### [SET TASK]
Please write out the material below exactly as given.

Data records
════════════════

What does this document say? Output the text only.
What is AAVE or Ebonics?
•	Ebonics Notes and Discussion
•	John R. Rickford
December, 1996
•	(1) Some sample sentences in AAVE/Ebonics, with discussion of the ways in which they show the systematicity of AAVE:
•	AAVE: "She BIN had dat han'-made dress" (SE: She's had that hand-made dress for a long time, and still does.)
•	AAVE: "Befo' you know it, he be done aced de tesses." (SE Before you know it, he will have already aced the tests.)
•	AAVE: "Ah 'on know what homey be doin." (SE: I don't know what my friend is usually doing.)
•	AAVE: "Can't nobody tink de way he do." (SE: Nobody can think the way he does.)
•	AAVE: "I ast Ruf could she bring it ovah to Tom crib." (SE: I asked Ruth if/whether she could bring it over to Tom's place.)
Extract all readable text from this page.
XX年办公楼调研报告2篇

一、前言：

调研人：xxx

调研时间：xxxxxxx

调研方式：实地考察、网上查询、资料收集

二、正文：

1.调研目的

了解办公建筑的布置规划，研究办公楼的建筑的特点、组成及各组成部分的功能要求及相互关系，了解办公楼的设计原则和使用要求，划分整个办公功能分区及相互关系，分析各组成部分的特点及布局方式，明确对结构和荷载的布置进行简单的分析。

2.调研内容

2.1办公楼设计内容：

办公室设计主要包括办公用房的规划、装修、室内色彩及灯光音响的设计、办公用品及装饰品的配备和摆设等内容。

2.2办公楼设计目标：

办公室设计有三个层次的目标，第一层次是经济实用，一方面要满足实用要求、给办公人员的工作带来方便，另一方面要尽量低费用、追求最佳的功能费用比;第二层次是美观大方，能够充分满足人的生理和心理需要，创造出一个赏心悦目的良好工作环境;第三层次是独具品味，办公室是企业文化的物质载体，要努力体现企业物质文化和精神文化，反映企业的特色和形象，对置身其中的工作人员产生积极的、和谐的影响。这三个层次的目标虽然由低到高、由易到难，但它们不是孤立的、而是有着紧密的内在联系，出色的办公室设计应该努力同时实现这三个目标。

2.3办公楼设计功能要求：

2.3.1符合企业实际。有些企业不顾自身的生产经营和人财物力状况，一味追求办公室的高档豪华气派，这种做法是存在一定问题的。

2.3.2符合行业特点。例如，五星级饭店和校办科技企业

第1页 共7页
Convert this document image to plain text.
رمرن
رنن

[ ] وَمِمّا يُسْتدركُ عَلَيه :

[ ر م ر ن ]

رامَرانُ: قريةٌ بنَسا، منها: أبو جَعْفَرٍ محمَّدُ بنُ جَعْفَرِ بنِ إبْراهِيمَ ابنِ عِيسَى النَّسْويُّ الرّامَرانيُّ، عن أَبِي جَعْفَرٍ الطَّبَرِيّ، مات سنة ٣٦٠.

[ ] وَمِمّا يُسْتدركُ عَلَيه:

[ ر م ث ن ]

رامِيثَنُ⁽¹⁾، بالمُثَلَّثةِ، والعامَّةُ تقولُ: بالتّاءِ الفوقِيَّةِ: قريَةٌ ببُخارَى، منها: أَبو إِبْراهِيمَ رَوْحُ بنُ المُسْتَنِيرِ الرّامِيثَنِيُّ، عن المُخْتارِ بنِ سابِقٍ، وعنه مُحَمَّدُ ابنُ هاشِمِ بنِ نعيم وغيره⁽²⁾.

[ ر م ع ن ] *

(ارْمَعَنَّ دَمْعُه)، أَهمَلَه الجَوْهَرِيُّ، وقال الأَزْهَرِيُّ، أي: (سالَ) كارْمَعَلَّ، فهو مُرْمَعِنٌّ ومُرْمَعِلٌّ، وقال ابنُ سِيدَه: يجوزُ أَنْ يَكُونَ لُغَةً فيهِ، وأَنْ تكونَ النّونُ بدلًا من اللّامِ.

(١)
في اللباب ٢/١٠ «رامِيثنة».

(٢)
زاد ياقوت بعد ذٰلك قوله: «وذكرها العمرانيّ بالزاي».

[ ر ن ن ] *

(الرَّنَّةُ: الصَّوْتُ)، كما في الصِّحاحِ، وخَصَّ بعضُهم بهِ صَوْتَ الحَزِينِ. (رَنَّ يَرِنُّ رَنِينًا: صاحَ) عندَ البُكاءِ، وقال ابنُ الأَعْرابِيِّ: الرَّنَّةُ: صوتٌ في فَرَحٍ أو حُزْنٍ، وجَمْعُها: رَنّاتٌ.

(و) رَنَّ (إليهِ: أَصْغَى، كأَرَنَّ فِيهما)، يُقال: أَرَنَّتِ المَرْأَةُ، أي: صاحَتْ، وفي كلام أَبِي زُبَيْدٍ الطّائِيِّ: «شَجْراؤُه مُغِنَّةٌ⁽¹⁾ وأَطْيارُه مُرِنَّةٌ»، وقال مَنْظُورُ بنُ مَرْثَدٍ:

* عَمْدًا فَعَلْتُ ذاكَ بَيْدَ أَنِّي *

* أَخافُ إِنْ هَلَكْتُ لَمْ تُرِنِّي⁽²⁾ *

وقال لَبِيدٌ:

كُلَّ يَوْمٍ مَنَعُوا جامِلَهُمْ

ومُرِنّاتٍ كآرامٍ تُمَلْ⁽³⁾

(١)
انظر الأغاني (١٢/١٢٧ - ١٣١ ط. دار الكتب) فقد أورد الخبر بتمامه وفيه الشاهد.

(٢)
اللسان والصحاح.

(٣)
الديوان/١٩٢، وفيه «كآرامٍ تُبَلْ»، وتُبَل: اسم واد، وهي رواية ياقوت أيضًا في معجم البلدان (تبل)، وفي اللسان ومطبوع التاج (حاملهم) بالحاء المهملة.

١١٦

════════════════

### [FINAL RESULT]
What does this document say? Output the text only.
What is AAVE or Ebonics?
•	Ebonics Notes and Discussion
•	John R. Rickford
December, 1996
•	(1) Some sample sentences in AAVE/Ebonics, with discussion of the ways in which they show the systematicity of AAVE:
•	AAVE: "She BIN had dat han'-made dress" (SE: She's had that hand-made dress for a long time, and still does.)
•	AAVE: "Befo' you know it, he be done aced de tesses." (SE Before you know it, he will have already aced the tests.)
•	AAVE: "Ah 'on know what homey be doin." (SE: I don't know what my friend is usually doing.)
•	AAVE: "Can't nobody tink de way he do." (SE: Nobody can think the way he does.)
•	AAVE: "I ast Ruf could she bring it ovah to Tom crib." (SE: I asked Ruth if/whether she could bring it over to Tom's place.)
Extract all readable text from this page.
XX年办公楼调研报告2篇

一、前言：

调研人：xxx

调研时间：xxxxxxx

调研方式：实地考察、网上查询、资料收集

二、正文：

1.调研目的

了解办公建筑的布置规划，研究办公楼的建筑的特点、组成及各组成部分的功能要求及相互关系，了解办公楼的设计原则和使用要求，划分整个办公功能分区及相互关系，分析各组成部分的特点及布局方式，明确对结构和荷载的布置进行简单的分析。

2.调研内容

2.1办公楼设计内容：

办公室设计主要包括办公用房的规划、装修、室内色彩及灯光音响的设计、办公用品及装饰品的配备和摆设等内容。

2.2办公楼设计目标：

办公室设计有三个层次的目标，第一层次是经济实用，一方面要满足实用要求、给办公人员的工作带来方便，另一方面要尽量低费用、追求最佳的功能费用比;第二层次是美观大方，能够充分满足人的生理和心理需要，创造出一个赏心悦目的良好工作环境;第三层次是独具品味，办公室是企业文化的物质载体，要努力体现企业物质文化和精神文化，反映企业的特色和形象，对置身其中的工作人员产生积极的、和谐的影响。这三个层次的目标虽然由低到高、由易到难，但它们不是孤立的、而是有着紧密的内在联系，出色的办公室设计应该努力同时实现这三个目标。

2.3办公楼设计功能要求：

2.3.1符合企业实际。有些企业不顾自身的生产经营和人财物力状况，一味追求办公室的高档豪华气派，这种做法是存在一定问题的。

2.3.2符合行业特点。例如，五星级饭店和校办科技企业

第1页 共7页
Convert this document image to plain text.
رمرن
رنن

[ ] وَمِمّا يُسْتدركُ عَلَيه :

[ ر م ر ن ]

رامَرانُ: قريةٌ بنَسا، منها: أبو جَعْفَرٍ محمَّدُ بنُ جَعْفَرِ بنِ إبْراهِيمَ ابنِ عِيسَى النَّسْويُّ الرّامَرانيُّ، عن أَبِي جَعْفَرٍ الطَّبَرِيّ، مات سنة ٣٦٠.

[ ] وَمِمّا يُسْتدركُ عَلَيه:

[ ر م ث ن ]

رامِيثَنُ⁽¹⁾، بالمُثَلَّثةِ، والعامَّةُ تقولُ: بالتّاءِ الفوقِيَّةِ: قريَةٌ ببُخارَى، منها: أَبو إِبْراهِيمَ رَوْحُ بنُ المُسْتَنِيرِ الرّامِيثَنِيُّ، عن المُخْتارِ بنِ سابِقٍ، وعنه مُحَمَّدُ ابنُ هاشِمِ بنِ نعيم وغيره⁽²⁾.

[ ر م ع ن ] *

(ارْمَعَنَّ دَمْعُه)، أَهمَلَه الجَوْهَرِيُّ، وقال الأَزْهَرِيُّ، أي: (سالَ) كارْمَعَلَّ، فهو مُرْمَعِنٌّ ومُرْمَعِلٌّ، وقال ابنُ سِيدَه: يجوزُ أَنْ يَكُونَ لُغَةً فيهِ، وأَنْ تكونَ النّونُ بدلًا من اللّامِ.

(١)
في اللباب ٢/١٠ «رامِيثنة».

(٢)
زاد ياقوت بعد ذٰلك قوله: «وذكرها العمرانيّ بالزاي».

[ ر ن ن ] *

(الرَّنَّةُ: الصَّوْتُ)، كما في الصِّحاحِ، وخَصَّ بعضُهم بهِ صَوْتَ الحَزِينِ. (رَنَّ يَرِنُّ رَنِينًا: صاحَ) عندَ البُكاءِ، وقال ابنُ الأَعْرابِيِّ: الرَّنَّةُ: صوتٌ في فَرَحٍ أو حُزْنٍ، وجَمْعُها: رَنّاتٌ.

(و) رَنَّ (إليهِ: أَصْغَى، كأَرَنَّ فِيهما)، يُقال: أَرَنَّتِ المَرْأَةُ، أي: صاحَتْ، وفي كلام أَبِي زُبَيْدٍ الطّائِيِّ: «شَجْراؤُه مُغِنَّةٌ⁽¹⁾ وأَطْيارُه مُرِنَّةٌ»، وقال مَنْظُورُ بنُ مَرْثَدٍ:

* عَمْدًا فَعَلْتُ ذاكَ بَيْدَ أَنِّي *

* أَخافُ إِنْ هَلَكْتُ لَمْ تُرِنِّي⁽²⁾ *

وقال لَبِيدٌ:

كُلَّ يَوْمٍ مَنَعُوا جامِلَهُمْ

ومُرِنّاتٍ كآرامٍ تُمَلْ⁽³⁾

(١)
انظر الأغاني (١٢/١٢٧ - ١٣١ ط. دار الكتب) فقد أورد الخبر بتمامه وفيه الشاهد.

(٢)
اللسان والصحاح.

(٣)
الديوان/١٩٢، وفيه «كآرامٍ تُبَلْ»، وتُبَل: اسم واد، وهي رواية ياقوت أيضًا في معجم البلدان (تبل)، وفي اللسان ومطبوع التاج (حاملهم) بالحاء المهملة.

١١٦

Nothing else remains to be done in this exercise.